Dataset entries
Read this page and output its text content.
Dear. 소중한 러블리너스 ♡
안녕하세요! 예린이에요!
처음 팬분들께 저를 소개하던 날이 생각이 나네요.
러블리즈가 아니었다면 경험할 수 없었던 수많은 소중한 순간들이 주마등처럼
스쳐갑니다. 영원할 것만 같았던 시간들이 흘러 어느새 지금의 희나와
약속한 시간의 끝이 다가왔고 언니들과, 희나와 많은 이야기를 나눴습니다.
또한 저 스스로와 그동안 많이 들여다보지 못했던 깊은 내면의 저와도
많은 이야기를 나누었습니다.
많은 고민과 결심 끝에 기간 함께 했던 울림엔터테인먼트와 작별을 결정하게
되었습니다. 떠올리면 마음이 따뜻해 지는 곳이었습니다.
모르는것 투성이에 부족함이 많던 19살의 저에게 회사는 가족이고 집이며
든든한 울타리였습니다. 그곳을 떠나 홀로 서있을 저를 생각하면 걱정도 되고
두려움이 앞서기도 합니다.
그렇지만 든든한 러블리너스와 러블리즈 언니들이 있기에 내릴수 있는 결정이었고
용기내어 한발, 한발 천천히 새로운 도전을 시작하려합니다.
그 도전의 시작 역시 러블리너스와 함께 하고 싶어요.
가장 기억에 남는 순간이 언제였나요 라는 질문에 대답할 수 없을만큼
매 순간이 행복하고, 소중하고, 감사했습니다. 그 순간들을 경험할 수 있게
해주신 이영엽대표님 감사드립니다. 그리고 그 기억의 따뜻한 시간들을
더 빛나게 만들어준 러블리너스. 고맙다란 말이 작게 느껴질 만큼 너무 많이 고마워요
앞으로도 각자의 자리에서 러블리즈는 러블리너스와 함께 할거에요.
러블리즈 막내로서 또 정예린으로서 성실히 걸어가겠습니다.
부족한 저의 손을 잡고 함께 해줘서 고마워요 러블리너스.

[Exercise requirements] Pick out the lines that have the word "고마워요". Copy them all.

[Written solution]
더 빛나게 만들어준 러블리너스. 고맙다란 말이 작게 느껴질 만큼 너무 많이 고마워요
부족한 저의 손을 잡고 함께 해줘서 고마워요 러블리너스.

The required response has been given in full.